* [Data in this exercise]
::::

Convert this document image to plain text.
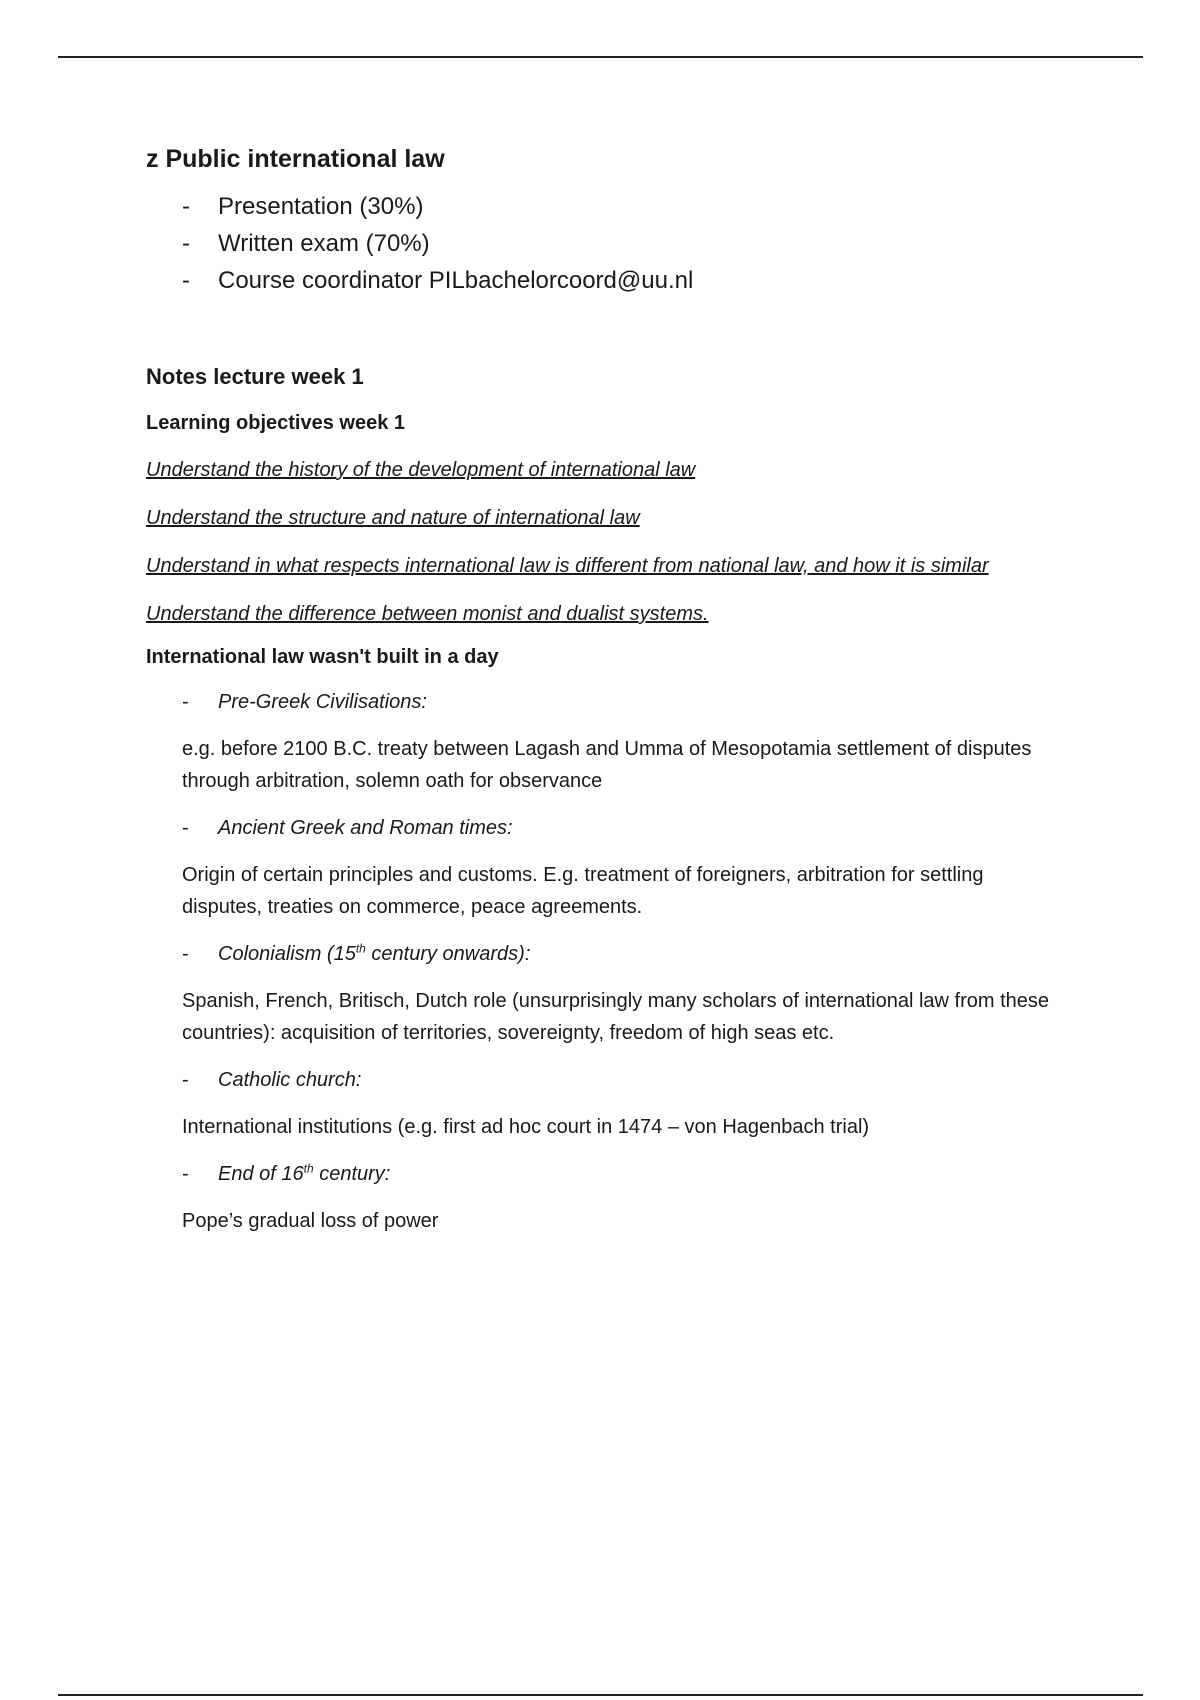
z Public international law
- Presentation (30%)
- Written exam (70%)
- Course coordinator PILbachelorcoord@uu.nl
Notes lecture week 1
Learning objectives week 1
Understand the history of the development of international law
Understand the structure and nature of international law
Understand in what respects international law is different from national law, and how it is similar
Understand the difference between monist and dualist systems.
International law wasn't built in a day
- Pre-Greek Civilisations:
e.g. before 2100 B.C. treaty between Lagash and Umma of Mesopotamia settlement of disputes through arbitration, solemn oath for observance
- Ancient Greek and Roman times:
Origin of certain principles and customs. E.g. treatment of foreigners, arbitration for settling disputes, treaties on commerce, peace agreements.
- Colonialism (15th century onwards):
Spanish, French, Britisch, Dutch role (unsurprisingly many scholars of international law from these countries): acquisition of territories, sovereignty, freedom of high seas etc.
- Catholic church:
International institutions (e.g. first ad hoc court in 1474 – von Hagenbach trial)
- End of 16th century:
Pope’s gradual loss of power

::::

* [Instructions to follow]
Make a verbatim copy of all the entries and strip out the pictures.

* [Solution for this task]
Convert this document image to plain text.
z Public international law
- Presentation (30%)
- Written exam (70%)
- Course coordinator PILbachelorcoord@uu.nl
Notes lecture week 1
Learning objectives week 1
Understand the history of the development of international law
Understand the structure and nature of international law
Understand in what respects international law is different from national law, and how it is similar
Understand the difference between monist and dualist systems.
International law wasn't built in a day
- Pre-Greek Civilisations:
e.g. before 2100 B.C. treaty between Lagash and Umma of Mesopotamia settlement of disputes through arbitration, solemn oath for observance
- Ancient Greek and Roman times:
Origin of certain principles and customs. E.g. treatment of foreigners, arbitration for settling disputes, treaties on commerce, peace agreements.
- Colonialism (15th century onwards):
Spanish, French, Britisch, Dutch role (unsurprisingly many scholars of international law from these countries): acquisition of territories, sovereignty, freedom of high seas etc.
- Catholic church:
International institutions (e.g. first ad hoc court in 1474 – von Hagenbach trial)
- End of 16th century:
Pope’s gradual loss of power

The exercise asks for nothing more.